# Set exercise
Copy each line that has the string "text" somewhere in it.

# Data listing
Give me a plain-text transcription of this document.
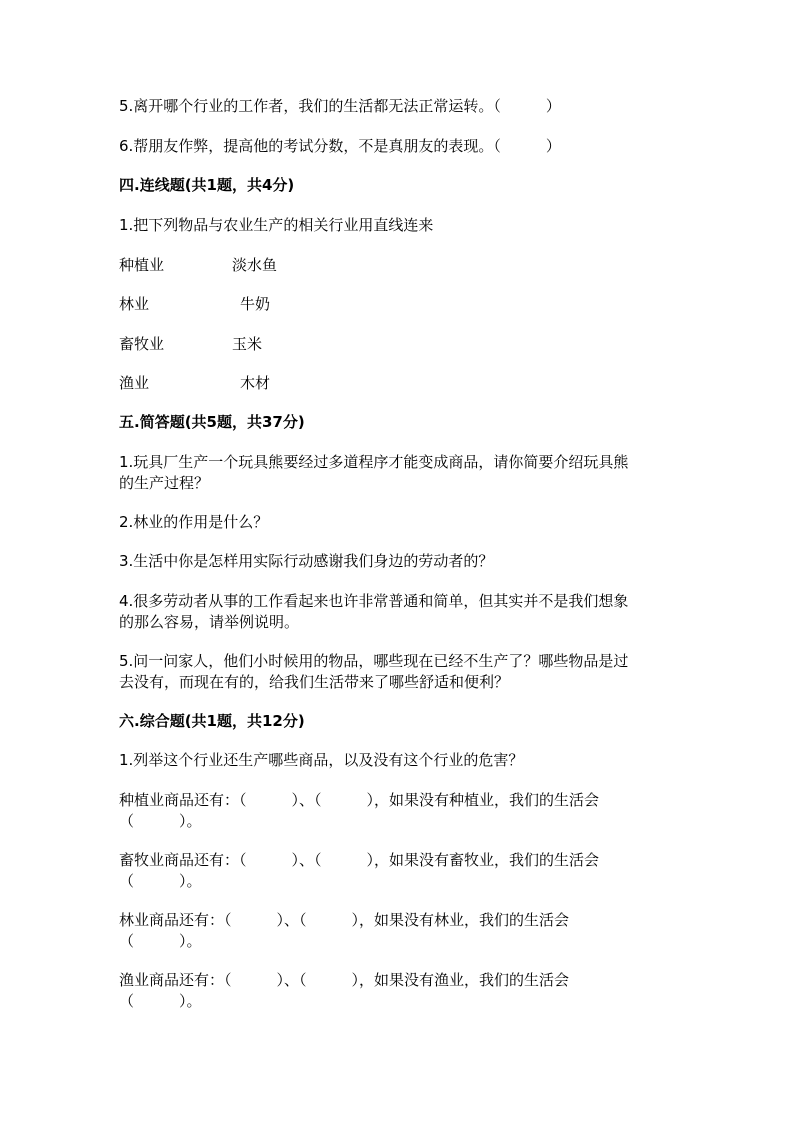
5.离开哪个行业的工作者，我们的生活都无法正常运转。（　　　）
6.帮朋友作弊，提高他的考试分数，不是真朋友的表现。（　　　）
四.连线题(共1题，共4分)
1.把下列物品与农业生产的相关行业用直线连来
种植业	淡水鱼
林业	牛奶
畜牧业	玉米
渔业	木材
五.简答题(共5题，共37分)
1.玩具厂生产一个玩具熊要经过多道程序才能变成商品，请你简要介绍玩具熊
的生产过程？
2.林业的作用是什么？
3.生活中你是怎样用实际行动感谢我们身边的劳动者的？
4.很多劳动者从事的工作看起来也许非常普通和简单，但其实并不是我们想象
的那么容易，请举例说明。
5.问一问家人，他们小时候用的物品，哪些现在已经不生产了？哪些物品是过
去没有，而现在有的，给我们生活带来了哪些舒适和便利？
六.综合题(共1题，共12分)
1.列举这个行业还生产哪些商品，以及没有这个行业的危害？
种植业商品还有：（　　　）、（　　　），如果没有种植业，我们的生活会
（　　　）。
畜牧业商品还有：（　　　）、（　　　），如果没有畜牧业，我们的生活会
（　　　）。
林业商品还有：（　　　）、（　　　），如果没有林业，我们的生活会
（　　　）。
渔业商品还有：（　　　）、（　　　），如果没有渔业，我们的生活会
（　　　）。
--
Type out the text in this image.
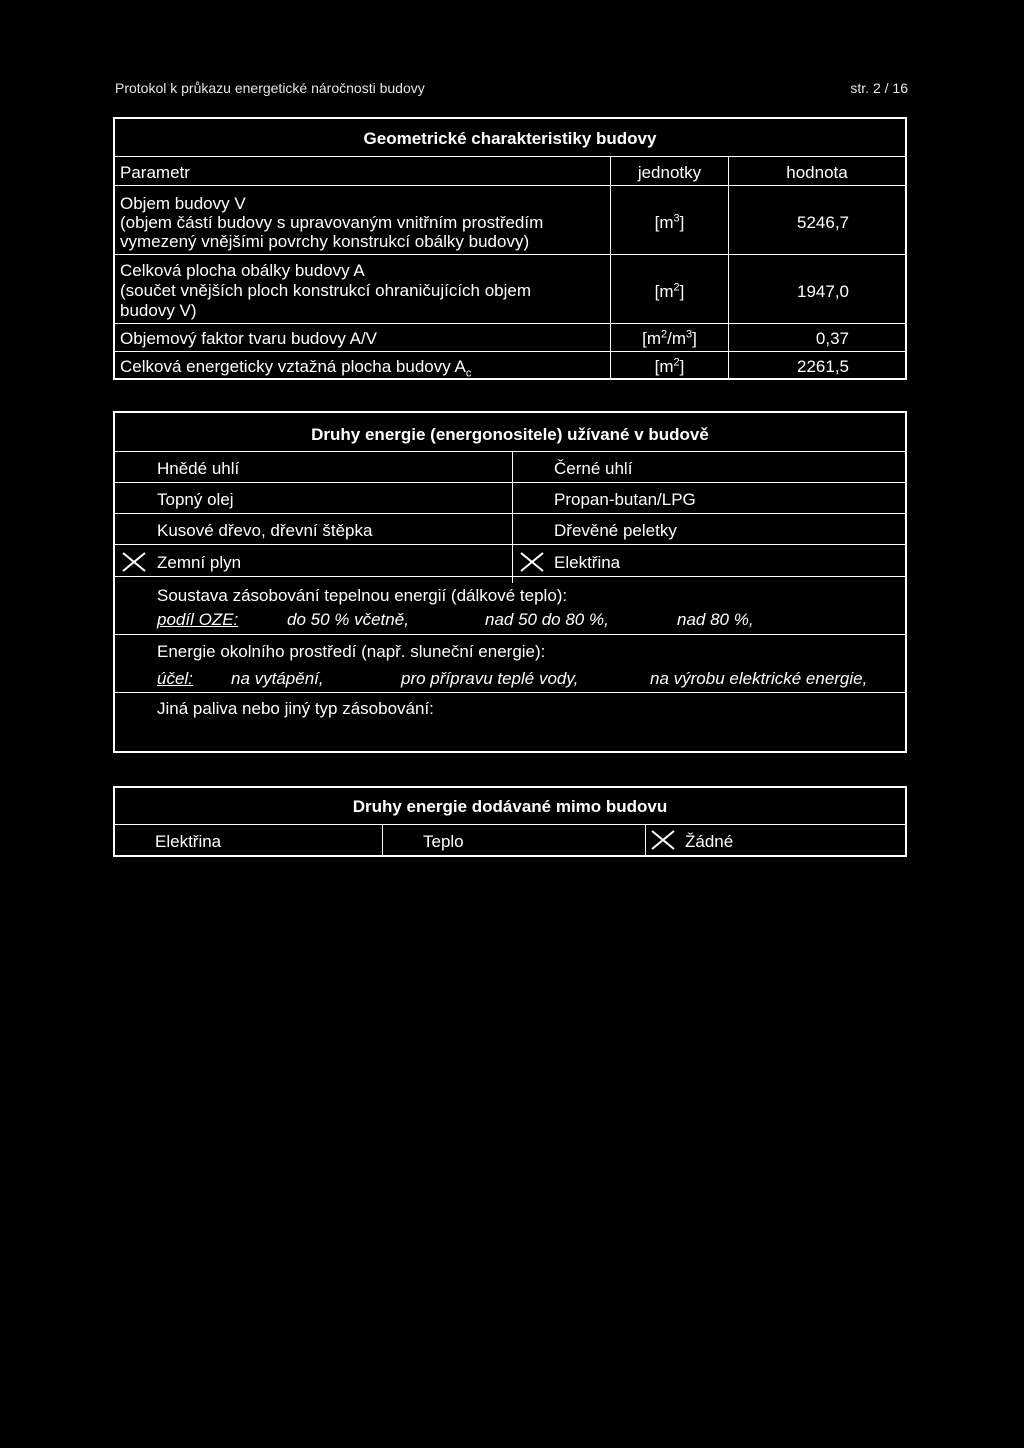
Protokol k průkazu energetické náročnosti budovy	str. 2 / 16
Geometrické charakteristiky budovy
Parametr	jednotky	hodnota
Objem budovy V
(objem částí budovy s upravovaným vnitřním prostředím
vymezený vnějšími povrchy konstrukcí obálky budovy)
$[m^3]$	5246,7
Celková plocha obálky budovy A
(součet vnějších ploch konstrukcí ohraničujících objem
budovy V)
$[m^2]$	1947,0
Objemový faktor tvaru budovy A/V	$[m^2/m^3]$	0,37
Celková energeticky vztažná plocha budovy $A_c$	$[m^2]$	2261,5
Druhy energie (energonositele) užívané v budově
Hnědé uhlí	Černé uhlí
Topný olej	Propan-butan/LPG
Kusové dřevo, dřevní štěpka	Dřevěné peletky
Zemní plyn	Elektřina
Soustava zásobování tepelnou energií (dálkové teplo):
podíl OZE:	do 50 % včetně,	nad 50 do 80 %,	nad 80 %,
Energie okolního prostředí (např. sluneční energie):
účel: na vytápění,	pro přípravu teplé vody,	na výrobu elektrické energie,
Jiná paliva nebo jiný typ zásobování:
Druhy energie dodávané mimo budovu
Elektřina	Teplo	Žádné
==
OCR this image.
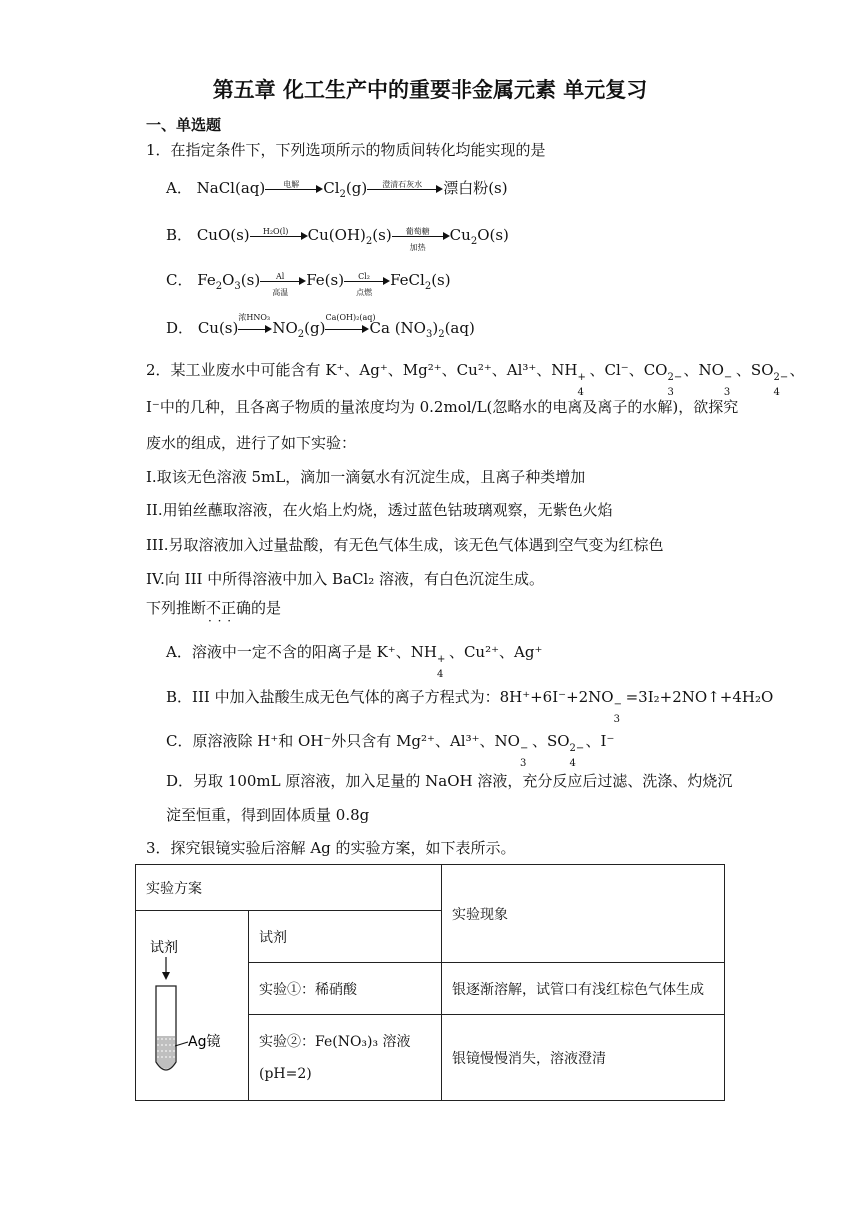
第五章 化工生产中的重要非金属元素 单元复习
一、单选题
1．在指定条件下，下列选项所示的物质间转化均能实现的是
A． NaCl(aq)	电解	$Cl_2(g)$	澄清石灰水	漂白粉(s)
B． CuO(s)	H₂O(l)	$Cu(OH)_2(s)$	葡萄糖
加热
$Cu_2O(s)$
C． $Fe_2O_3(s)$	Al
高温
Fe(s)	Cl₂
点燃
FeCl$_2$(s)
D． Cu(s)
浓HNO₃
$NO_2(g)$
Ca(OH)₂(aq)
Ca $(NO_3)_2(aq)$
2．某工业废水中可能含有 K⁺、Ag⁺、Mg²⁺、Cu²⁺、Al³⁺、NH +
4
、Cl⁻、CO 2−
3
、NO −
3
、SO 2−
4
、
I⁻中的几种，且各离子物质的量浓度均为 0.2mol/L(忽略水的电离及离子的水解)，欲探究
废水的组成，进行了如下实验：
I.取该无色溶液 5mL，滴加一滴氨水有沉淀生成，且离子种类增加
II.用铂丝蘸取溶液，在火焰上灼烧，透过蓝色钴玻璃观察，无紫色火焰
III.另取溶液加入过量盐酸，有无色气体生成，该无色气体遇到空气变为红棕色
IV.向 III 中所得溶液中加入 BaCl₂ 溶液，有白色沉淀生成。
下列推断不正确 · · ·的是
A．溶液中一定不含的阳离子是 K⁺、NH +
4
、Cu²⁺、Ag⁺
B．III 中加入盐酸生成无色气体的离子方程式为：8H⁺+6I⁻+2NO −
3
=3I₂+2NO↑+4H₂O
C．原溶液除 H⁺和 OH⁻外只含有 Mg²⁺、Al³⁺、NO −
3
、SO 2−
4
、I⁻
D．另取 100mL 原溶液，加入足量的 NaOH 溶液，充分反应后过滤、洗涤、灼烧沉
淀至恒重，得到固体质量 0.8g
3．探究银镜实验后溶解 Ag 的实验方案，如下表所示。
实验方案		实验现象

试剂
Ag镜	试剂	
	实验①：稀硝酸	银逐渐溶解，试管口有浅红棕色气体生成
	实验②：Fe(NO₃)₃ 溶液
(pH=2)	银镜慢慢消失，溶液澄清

# Full solution
Give me a plain-text transcription of this document.
Type out the text in this image.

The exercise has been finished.